## Task description
Where a line holds the word "ikén", copy that line.
=== Stored rows ===
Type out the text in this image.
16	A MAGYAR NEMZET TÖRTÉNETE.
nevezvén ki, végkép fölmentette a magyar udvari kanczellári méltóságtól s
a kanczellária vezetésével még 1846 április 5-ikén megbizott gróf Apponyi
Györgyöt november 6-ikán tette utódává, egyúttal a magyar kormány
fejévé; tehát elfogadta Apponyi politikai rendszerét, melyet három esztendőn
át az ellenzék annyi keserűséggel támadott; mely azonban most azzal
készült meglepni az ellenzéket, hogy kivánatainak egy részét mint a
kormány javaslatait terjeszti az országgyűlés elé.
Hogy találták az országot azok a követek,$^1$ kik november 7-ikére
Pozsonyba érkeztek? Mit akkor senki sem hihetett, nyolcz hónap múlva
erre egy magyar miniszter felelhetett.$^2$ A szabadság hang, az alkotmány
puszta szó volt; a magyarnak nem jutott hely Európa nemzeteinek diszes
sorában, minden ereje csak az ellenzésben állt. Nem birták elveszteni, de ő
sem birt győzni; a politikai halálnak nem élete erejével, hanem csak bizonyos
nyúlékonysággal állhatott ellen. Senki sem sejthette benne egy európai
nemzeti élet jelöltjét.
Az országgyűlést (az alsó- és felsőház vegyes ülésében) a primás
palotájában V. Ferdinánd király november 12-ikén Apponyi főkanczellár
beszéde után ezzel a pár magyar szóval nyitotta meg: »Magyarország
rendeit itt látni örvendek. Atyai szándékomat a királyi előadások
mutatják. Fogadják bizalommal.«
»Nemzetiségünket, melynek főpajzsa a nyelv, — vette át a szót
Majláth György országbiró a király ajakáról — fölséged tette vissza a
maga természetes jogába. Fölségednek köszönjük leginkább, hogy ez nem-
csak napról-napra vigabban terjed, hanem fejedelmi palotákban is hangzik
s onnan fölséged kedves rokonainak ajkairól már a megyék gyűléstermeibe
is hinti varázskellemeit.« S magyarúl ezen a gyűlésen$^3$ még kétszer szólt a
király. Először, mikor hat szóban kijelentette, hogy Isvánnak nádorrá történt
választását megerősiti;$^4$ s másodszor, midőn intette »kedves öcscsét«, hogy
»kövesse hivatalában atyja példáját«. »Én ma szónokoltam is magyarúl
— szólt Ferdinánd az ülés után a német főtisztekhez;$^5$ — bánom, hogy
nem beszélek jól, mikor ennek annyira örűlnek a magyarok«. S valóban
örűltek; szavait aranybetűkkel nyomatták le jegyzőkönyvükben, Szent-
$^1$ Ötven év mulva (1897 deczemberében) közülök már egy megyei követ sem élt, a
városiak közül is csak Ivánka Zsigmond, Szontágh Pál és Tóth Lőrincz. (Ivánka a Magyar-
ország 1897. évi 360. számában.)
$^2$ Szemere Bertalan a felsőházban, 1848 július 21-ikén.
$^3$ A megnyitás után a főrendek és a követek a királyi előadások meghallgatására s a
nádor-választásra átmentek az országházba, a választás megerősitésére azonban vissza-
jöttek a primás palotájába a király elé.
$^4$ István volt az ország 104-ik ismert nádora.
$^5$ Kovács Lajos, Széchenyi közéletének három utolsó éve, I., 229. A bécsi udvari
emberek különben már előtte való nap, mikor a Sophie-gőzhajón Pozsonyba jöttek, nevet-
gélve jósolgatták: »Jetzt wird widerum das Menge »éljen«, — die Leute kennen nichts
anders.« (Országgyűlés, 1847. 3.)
===
=== Stored rows ===
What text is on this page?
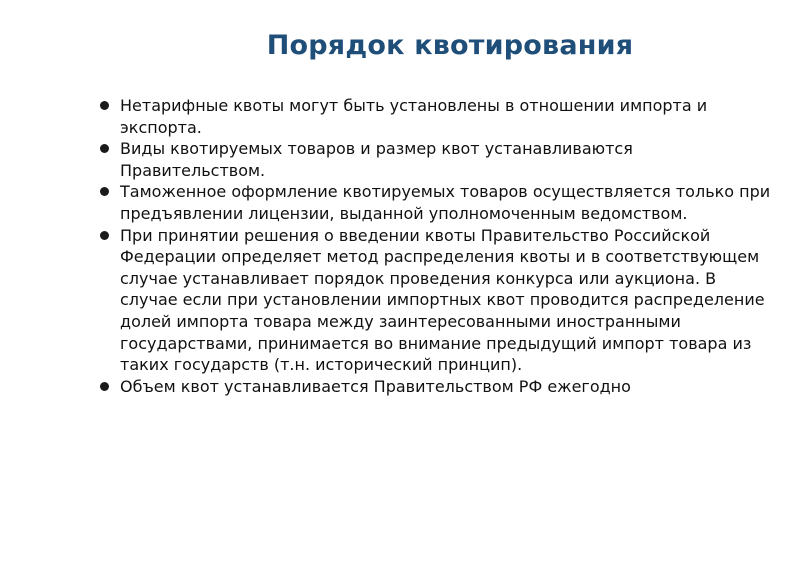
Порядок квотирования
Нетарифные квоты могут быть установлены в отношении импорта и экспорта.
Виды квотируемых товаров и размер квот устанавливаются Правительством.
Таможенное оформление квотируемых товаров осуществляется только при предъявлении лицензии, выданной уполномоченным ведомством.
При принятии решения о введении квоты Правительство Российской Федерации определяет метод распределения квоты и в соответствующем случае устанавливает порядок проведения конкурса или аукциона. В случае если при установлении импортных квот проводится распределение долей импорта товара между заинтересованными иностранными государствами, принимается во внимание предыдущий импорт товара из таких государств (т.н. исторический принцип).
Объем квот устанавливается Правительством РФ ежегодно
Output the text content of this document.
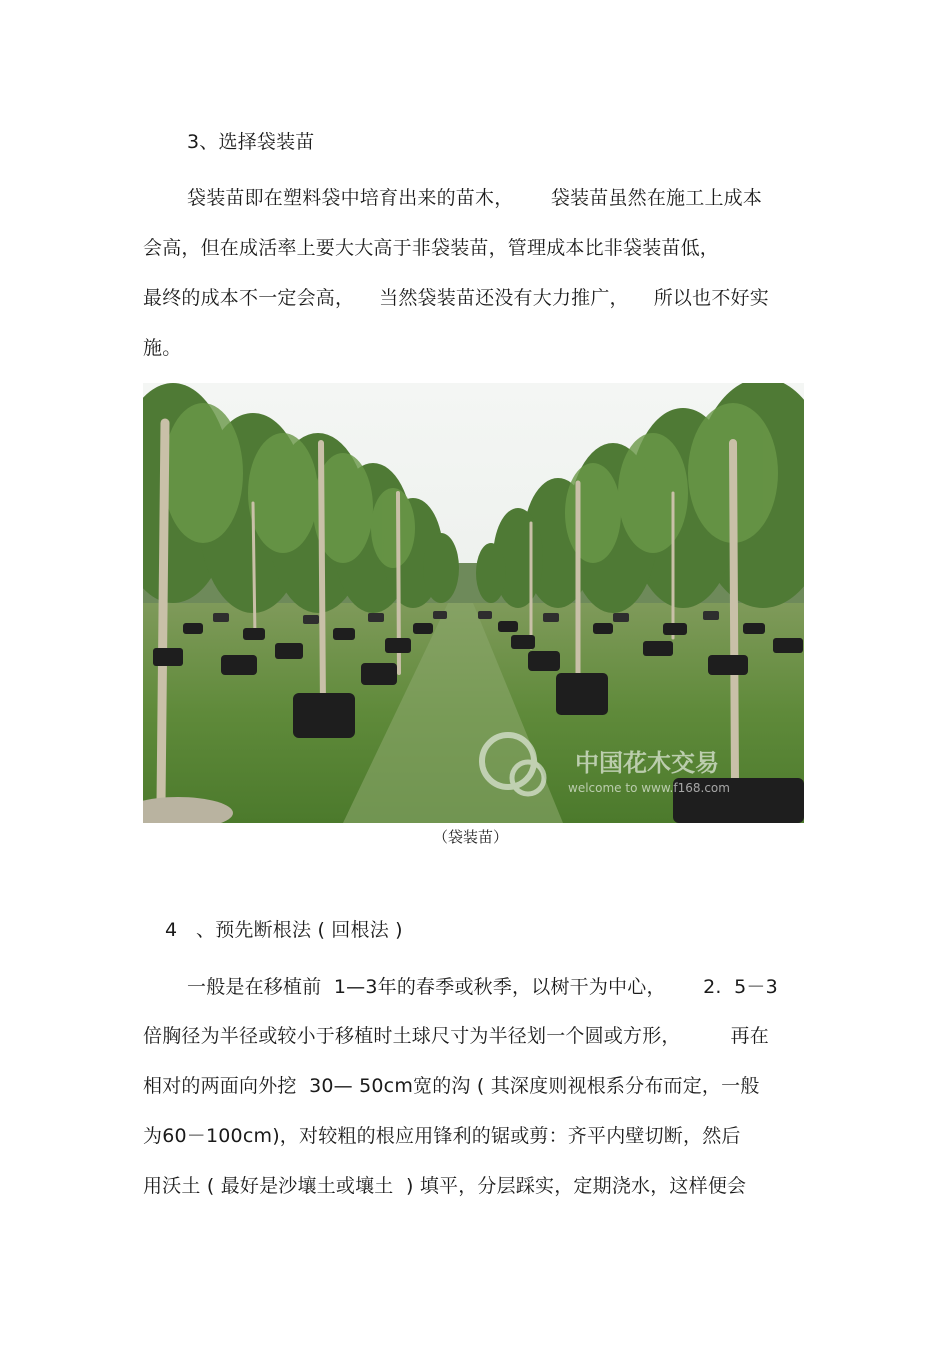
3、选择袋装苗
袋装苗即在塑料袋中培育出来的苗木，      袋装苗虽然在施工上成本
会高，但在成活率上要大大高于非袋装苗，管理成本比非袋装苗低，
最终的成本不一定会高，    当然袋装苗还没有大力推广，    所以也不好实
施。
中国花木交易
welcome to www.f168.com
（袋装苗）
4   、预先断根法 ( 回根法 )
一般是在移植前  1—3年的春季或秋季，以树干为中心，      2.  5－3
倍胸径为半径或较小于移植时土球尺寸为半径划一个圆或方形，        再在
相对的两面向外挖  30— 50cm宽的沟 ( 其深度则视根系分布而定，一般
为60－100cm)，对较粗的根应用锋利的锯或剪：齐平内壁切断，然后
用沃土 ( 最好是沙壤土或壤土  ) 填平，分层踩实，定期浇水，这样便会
===
=== Stored rows ===
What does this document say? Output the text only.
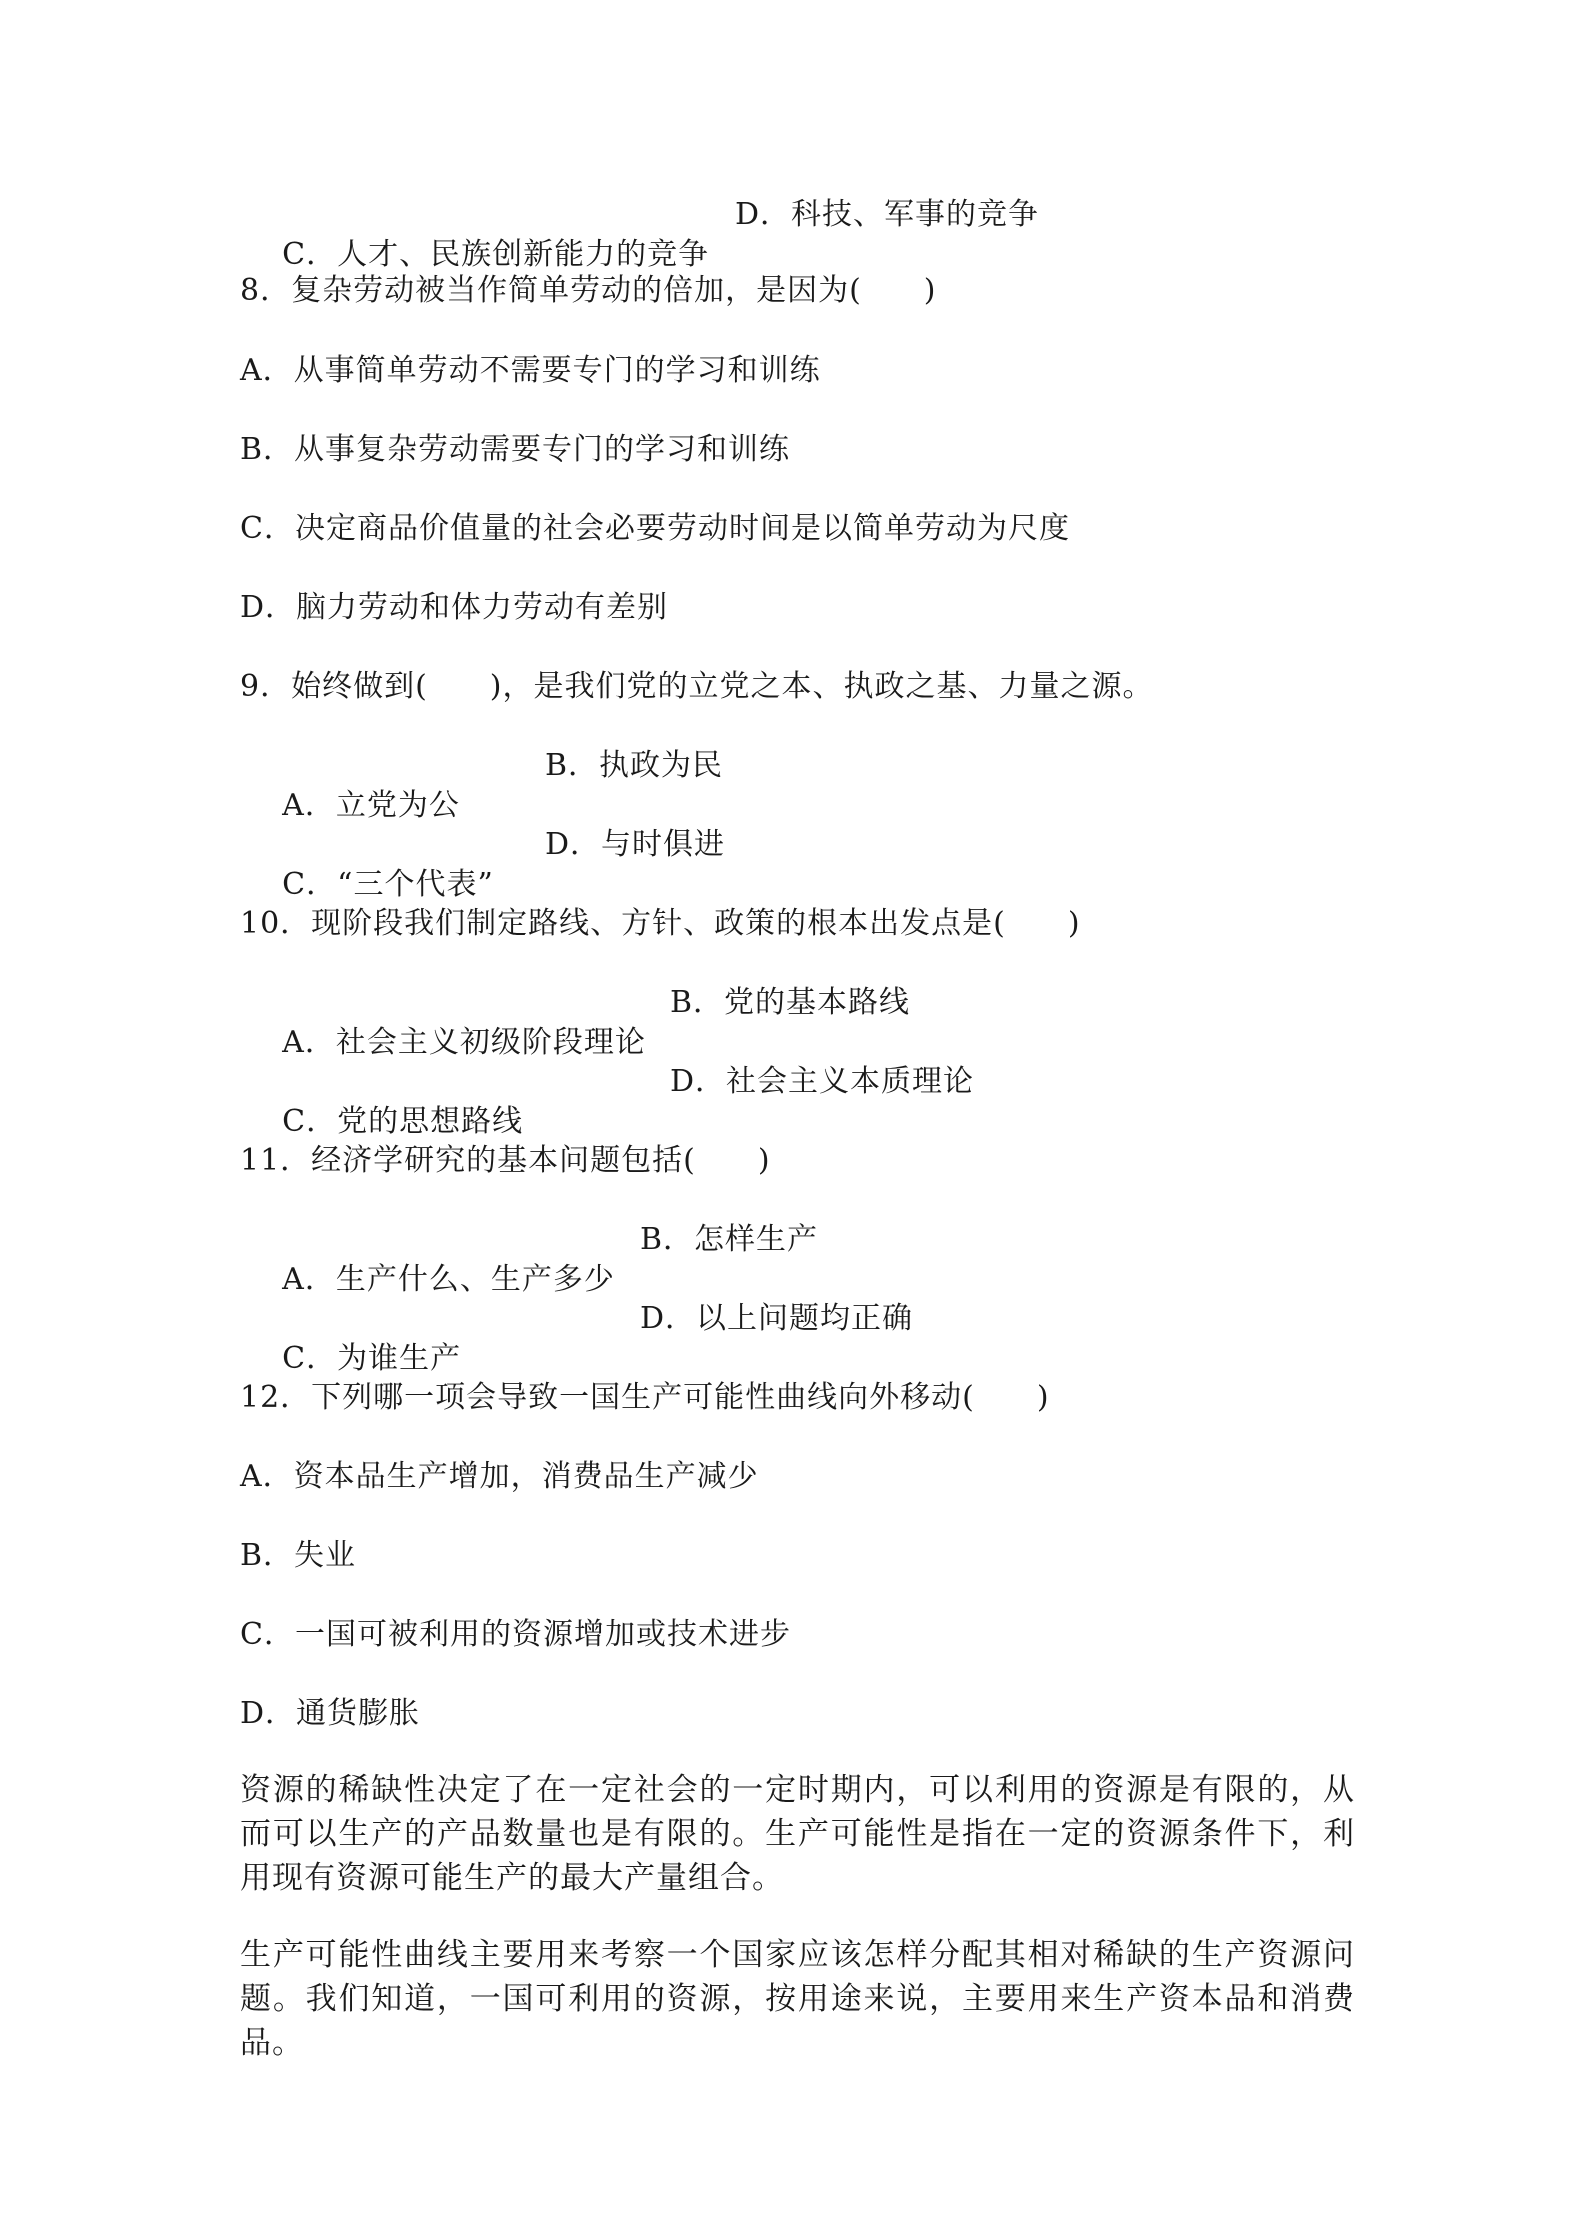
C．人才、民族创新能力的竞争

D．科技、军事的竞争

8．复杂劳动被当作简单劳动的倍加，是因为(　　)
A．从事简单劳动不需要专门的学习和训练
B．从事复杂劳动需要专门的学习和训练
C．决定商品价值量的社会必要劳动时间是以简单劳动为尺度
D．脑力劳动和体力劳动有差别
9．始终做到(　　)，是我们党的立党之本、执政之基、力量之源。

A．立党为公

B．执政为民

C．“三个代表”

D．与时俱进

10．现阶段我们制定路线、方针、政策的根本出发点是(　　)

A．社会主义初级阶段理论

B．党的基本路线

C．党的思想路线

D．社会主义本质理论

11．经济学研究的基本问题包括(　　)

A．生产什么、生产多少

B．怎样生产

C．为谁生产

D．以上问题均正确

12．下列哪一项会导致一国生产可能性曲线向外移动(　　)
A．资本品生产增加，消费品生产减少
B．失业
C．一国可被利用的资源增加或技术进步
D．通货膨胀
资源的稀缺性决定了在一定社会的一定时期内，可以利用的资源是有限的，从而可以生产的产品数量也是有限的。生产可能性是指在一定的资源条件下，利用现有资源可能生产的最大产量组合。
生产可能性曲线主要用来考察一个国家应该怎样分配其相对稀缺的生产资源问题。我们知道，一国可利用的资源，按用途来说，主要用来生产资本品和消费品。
===
## The answer
a kanczellária vezetésével még 1846 április 5-ikén megbizott gróf Apponyi
palotájában V. Ferdinánd király november 12-ikén Apponyi főkanczellár
$^2$ Szemere Bertalan a felsőházban, 1848 július 21-ikén.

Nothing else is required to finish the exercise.